▶ Dataset records:
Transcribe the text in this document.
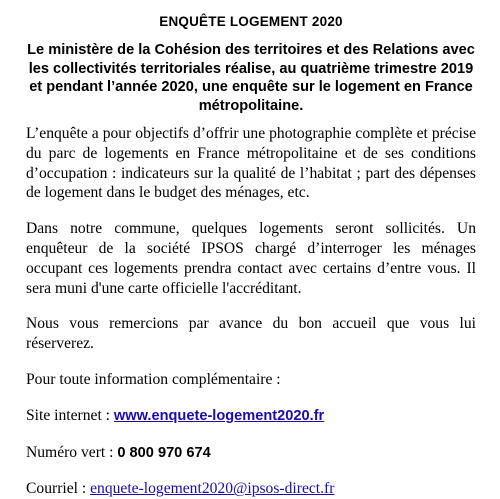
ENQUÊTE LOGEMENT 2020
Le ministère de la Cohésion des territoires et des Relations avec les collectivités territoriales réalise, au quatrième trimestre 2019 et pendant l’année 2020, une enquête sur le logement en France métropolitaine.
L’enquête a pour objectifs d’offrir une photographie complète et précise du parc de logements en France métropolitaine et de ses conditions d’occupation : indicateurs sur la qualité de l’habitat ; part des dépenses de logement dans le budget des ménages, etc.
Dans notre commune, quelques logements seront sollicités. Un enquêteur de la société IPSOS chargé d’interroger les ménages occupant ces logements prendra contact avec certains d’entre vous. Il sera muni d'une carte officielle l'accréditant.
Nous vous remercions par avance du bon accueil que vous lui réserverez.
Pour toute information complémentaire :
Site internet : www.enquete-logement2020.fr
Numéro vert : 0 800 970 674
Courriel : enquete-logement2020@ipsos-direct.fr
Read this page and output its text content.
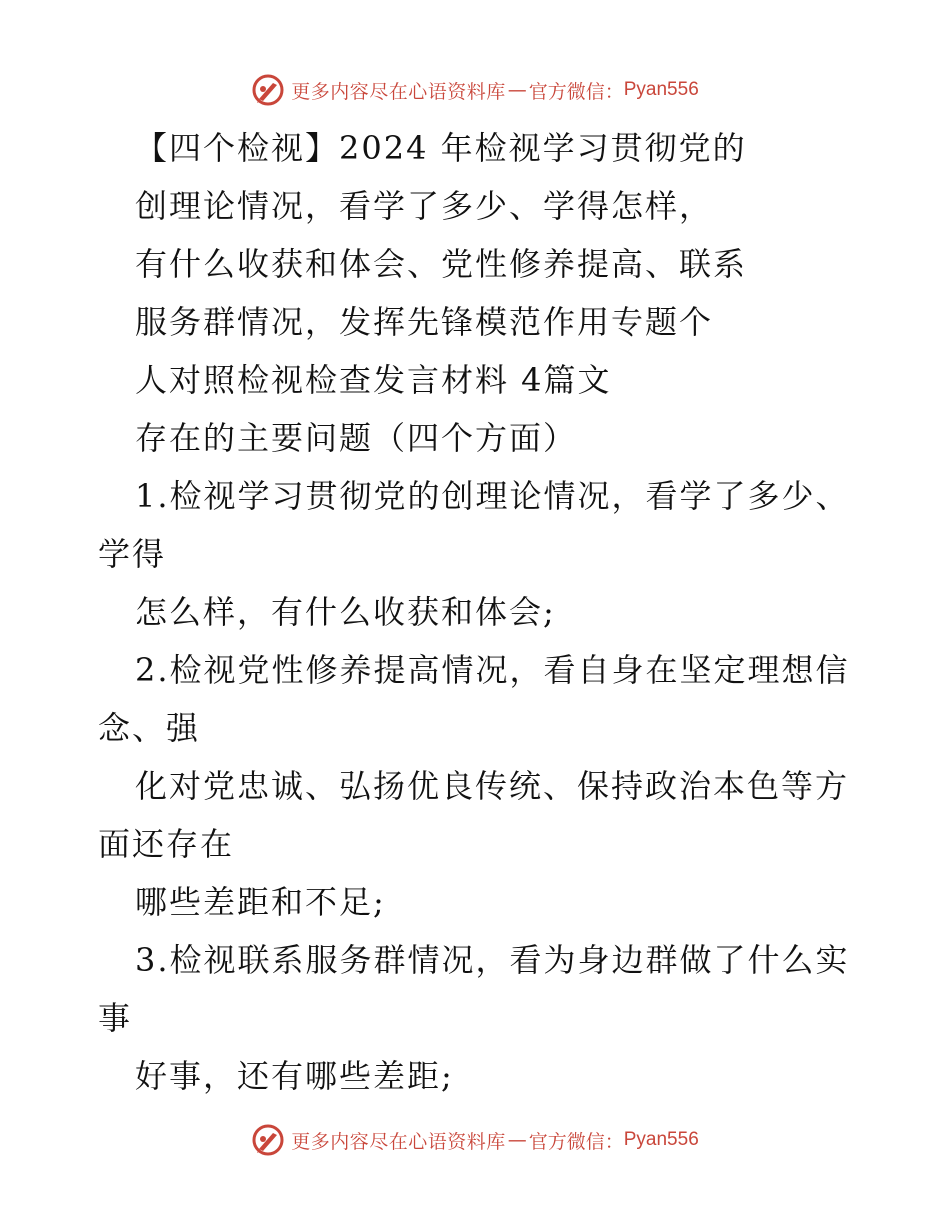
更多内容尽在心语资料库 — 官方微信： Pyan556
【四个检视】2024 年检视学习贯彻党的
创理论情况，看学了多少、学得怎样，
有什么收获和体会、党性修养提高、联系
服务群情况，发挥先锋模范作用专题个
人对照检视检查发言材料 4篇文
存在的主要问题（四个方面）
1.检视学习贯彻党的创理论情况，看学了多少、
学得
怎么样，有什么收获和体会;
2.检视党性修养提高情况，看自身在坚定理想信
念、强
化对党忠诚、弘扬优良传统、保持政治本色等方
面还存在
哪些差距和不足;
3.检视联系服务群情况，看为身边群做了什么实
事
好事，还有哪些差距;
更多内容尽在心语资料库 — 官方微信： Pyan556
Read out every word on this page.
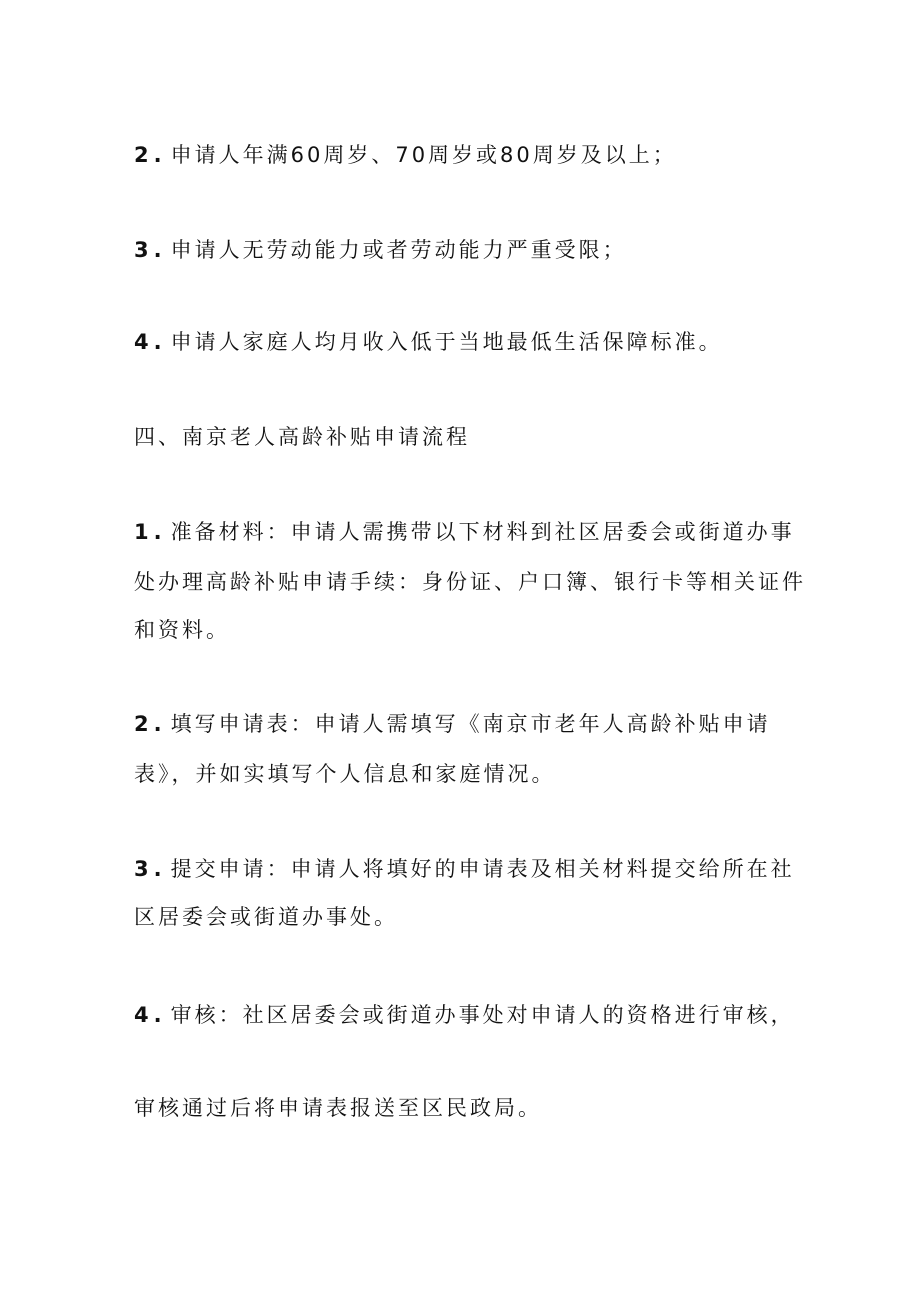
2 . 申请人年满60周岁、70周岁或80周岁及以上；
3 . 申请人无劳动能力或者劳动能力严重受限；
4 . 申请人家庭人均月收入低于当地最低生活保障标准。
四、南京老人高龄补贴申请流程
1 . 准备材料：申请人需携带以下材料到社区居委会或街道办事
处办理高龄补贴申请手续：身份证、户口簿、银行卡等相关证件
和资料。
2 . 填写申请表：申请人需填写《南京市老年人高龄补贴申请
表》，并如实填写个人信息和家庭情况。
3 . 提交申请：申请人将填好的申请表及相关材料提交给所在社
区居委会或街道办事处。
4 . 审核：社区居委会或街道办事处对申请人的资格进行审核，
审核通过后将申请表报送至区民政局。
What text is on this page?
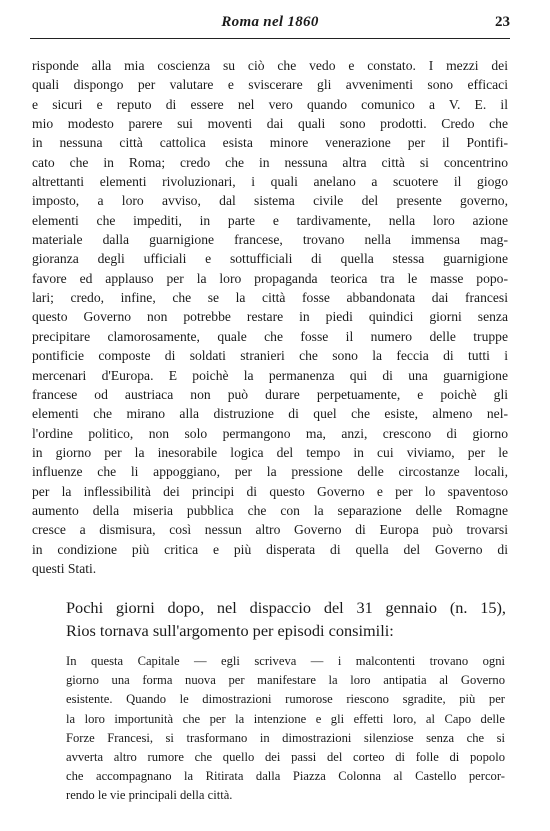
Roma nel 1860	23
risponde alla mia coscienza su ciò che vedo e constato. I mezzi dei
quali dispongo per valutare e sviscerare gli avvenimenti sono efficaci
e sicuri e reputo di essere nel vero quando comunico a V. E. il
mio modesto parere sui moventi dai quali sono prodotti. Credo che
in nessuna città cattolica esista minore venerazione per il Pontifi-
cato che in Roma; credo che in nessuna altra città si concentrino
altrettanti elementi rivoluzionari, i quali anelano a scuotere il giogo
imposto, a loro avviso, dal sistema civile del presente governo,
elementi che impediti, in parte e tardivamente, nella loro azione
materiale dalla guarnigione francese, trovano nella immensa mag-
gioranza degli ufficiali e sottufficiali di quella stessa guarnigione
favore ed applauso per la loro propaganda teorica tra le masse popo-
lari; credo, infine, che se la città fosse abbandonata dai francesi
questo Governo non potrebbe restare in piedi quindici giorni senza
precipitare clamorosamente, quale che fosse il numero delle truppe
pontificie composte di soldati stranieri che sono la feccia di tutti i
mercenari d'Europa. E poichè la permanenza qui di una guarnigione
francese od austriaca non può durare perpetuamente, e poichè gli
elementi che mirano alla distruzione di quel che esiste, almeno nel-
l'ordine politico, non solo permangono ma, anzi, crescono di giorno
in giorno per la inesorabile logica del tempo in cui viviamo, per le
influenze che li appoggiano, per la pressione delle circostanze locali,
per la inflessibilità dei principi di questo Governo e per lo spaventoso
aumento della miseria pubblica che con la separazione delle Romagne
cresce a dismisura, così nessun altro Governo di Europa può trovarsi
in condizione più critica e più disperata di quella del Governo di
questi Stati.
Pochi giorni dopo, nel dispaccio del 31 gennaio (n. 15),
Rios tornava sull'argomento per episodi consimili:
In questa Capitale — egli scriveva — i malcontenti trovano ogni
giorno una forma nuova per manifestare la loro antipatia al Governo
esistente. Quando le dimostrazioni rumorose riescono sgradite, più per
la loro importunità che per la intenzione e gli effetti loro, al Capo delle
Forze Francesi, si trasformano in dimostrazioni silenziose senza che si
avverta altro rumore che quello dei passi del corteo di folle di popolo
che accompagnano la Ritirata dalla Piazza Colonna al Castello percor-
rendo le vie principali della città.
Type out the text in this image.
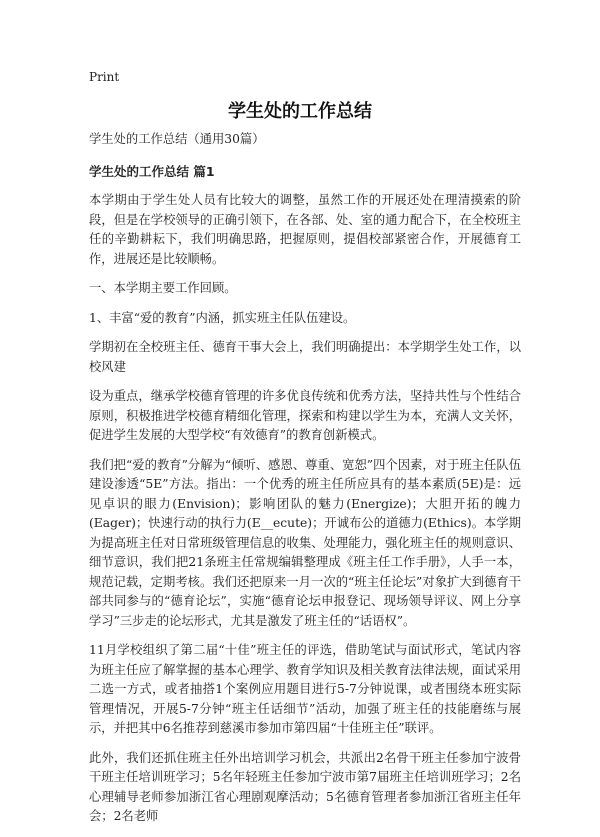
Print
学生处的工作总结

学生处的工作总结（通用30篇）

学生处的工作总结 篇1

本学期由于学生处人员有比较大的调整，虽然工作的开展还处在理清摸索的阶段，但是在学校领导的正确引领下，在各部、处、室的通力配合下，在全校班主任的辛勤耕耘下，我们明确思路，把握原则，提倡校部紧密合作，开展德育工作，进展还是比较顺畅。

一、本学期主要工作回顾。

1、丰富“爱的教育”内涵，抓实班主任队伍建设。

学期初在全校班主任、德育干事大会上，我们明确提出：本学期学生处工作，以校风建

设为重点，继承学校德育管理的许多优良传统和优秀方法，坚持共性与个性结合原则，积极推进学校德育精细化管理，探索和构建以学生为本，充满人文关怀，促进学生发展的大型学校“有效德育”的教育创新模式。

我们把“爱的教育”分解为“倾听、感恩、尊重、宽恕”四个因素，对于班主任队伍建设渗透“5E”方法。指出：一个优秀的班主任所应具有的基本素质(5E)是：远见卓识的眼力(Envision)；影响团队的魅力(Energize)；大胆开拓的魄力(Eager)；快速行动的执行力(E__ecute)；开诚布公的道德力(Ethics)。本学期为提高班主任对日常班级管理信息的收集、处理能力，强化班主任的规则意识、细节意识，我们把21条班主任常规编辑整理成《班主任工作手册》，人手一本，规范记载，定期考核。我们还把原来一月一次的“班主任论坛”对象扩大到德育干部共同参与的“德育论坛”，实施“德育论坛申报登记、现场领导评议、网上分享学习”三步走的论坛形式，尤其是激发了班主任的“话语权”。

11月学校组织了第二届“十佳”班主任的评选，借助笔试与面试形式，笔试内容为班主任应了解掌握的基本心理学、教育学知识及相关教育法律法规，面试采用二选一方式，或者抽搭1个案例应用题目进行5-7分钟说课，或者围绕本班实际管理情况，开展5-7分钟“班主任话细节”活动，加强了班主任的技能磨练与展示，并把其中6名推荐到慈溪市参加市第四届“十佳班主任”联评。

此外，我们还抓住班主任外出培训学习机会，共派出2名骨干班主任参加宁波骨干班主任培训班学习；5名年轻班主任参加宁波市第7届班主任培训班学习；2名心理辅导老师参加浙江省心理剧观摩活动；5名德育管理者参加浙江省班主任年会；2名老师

▶ Directive: Leaving out every picture, transcribe exactly the lines from the line that contains "Type out the text in this image." through the final line of the entries above.

▶ Answer below:
Type out the text in this image.
Print
学生处的工作总结

学生处的工作总结（通用30篇）

学生处的工作总结 篇1

本学期由于学生处人员有比较大的调整，虽然工作的开展还处在理清摸索的阶段，但是在学校领导的正确引领下，在各部、处、室的通力配合下，在全校班主任的辛勤耕耘下，我们明确思路，把握原则，提倡校部紧密合作，开展德育工作，进展还是比较顺畅。

一、本学期主要工作回顾。

1、丰富“爱的教育”内涵，抓实班主任队伍建设。

学期初在全校班主任、德育干事大会上，我们明确提出：本学期学生处工作，以校风建

设为重点，继承学校德育管理的许多优良传统和优秀方法，坚持共性与个性结合原则，积极推进学校德育精细化管理，探索和构建以学生为本，充满人文关怀，促进学生发展的大型学校“有效德育”的教育创新模式。

我们把“爱的教育”分解为“倾听、感恩、尊重、宽恕”四个因素，对于班主任队伍建设渗透“5E”方法。指出：一个优秀的班主任所应具有的基本素质(5E)是：远见卓识的眼力(Envision)；影响团队的魅力(Energize)；大胆开拓的魄力(Eager)；快速行动的执行力(E__ecute)；开诚布公的道德力(Ethics)。本学期为提高班主任对日常班级管理信息的收集、处理能力，强化班主任的规则意识、细节意识，我们把21条班主任常规编辑整理成《班主任工作手册》，人手一本，规范记载，定期考核。我们还把原来一月一次的“班主任论坛”对象扩大到德育干部共同参与的“德育论坛”，实施“德育论坛申报登记、现场领导评议、网上分享学习”三步走的论坛形式，尤其是激发了班主任的“话语权”。

11月学校组织了第二届“十佳”班主任的评选，借助笔试与面试形式，笔试内容为班主任应了解掌握的基本心理学、教育学知识及相关教育法律法规，面试采用二选一方式，或者抽搭1个案例应用题目进行5-7分钟说课，或者围绕本班实际管理情况，开展5-7分钟“班主任话细节”活动，加强了班主任的技能磨练与展示，并把其中6名推荐到慈溪市参加市第四届“十佳班主任”联评。

此外，我们还抓住班主任外出培训学习机会，共派出2名骨干班主任参加宁波骨干班主任培训班学习；5名年轻班主任参加宁波市第7届班主任培训班学习；2名心理辅导老师参加浙江省心理剧观摩活动；5名德育管理者参加浙江省班主任年会；2名老师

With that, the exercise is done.